Goal of the exercise: Search the material for the string "screenshot", then return every line where it is found.

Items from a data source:

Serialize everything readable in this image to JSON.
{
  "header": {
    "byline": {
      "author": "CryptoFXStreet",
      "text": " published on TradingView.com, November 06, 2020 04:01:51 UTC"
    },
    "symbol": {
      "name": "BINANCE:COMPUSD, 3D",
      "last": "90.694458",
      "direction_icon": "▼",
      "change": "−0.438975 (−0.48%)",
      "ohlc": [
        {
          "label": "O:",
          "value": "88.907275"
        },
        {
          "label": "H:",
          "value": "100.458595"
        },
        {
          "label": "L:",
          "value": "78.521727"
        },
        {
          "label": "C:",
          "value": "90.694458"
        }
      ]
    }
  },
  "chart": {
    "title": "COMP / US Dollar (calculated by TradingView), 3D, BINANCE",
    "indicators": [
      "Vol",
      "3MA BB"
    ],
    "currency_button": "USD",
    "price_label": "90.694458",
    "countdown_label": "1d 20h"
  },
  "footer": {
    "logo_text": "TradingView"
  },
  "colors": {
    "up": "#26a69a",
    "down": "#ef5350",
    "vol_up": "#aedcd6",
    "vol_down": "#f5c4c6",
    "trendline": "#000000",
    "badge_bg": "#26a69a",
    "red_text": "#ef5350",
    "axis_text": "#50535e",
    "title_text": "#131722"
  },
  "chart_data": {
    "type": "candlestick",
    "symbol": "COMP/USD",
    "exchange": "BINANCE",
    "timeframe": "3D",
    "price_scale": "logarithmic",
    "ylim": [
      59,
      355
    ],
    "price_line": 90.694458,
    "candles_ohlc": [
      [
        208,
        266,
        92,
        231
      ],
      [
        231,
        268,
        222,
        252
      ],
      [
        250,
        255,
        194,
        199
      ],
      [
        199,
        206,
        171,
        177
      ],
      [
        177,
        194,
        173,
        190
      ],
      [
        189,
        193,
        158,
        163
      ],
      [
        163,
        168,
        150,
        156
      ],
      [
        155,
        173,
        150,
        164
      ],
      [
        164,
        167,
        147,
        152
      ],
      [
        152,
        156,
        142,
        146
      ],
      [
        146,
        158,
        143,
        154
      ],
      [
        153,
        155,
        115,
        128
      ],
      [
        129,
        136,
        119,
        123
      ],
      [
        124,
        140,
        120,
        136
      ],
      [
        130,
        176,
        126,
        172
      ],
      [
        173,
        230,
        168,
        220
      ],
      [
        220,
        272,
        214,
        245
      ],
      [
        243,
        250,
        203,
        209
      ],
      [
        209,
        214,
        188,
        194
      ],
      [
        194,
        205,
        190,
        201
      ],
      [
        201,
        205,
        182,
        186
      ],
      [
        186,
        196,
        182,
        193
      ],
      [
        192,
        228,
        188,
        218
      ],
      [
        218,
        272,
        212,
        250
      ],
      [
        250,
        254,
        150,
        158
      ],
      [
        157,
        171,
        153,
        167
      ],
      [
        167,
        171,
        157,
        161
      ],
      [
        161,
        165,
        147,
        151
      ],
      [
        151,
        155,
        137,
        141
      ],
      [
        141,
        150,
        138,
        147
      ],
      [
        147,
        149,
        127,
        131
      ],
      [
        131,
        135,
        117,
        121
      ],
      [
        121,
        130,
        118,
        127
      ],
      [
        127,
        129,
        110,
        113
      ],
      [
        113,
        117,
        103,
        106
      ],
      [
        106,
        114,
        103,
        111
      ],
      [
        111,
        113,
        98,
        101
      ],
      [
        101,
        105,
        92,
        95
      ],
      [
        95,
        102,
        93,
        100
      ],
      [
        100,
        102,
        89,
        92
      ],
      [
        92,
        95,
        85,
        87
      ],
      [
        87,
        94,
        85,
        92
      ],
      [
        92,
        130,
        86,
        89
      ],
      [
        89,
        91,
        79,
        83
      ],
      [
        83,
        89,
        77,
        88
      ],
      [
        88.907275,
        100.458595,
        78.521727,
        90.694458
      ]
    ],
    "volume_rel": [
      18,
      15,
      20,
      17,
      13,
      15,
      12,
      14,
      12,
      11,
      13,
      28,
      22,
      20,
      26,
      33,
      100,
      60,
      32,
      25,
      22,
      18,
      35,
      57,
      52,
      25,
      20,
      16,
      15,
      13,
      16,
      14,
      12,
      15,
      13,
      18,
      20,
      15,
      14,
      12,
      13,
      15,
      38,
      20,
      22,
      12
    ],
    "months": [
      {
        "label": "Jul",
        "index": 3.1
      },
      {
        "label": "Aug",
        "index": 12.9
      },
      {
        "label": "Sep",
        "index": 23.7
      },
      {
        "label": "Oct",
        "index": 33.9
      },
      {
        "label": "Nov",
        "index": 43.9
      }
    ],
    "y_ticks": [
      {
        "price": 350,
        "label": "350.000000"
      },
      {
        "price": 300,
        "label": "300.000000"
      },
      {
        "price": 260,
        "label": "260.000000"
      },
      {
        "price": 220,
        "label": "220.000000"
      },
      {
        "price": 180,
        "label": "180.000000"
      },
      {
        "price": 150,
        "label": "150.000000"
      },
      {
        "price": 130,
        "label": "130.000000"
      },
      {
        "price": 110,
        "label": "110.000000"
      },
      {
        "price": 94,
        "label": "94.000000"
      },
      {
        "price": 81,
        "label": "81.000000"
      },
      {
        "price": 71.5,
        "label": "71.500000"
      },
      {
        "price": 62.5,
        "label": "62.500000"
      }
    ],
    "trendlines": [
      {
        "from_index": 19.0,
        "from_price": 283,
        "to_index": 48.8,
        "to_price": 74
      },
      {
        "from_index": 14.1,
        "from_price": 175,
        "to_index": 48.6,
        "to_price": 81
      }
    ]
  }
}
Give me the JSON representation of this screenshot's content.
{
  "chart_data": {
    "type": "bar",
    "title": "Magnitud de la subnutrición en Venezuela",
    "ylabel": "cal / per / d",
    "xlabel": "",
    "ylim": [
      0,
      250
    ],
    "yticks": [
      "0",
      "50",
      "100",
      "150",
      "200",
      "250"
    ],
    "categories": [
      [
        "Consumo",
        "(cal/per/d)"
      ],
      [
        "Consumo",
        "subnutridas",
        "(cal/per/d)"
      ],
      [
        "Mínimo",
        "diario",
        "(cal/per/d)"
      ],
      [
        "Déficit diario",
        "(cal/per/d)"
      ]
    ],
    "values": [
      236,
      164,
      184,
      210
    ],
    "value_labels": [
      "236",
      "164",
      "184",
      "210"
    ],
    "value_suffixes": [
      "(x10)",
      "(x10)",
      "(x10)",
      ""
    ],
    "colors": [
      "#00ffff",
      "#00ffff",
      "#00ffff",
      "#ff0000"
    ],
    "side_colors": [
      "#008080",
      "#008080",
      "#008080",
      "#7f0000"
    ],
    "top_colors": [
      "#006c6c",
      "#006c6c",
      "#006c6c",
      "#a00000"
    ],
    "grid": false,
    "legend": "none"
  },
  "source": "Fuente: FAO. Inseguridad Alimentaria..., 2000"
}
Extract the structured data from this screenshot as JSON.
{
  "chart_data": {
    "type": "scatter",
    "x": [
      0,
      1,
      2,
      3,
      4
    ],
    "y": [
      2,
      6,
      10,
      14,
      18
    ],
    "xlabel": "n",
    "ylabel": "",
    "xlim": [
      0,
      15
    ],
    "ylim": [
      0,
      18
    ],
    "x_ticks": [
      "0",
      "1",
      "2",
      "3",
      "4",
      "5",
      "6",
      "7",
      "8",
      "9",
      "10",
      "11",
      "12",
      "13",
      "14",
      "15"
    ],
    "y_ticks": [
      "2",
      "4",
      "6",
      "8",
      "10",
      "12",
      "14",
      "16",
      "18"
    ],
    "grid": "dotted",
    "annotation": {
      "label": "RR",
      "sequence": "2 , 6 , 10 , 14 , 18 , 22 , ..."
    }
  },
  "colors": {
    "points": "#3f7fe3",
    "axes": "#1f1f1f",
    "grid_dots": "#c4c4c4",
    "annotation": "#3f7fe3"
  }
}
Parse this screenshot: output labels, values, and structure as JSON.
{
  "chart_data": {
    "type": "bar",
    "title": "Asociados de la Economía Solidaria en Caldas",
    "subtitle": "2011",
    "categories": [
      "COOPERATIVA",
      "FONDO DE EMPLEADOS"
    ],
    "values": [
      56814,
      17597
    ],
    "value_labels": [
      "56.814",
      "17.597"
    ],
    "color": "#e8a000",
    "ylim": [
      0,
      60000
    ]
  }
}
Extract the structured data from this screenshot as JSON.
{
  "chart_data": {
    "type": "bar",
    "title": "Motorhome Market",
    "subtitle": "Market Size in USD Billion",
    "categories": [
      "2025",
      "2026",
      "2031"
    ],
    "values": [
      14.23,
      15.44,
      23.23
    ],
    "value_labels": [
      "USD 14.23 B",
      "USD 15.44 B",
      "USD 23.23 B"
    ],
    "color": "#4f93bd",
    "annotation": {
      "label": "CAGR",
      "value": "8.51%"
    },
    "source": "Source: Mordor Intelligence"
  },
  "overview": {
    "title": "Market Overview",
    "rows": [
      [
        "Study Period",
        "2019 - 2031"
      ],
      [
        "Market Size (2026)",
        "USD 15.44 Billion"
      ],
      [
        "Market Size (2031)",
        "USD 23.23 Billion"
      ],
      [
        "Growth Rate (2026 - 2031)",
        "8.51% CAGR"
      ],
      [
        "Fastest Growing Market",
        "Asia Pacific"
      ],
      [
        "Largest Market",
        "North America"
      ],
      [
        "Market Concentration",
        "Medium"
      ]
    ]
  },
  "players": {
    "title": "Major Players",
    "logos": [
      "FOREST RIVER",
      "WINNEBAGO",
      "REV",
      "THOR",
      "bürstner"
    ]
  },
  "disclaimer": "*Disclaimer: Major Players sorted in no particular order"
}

Solution to this task:
Give me the JSON representation of this screenshot's content.
Extract the structured data from this screenshot as JSON.
Parse this screenshot: output labels, values, and structure as JSON.
Extract the structured data from this screenshot as JSON.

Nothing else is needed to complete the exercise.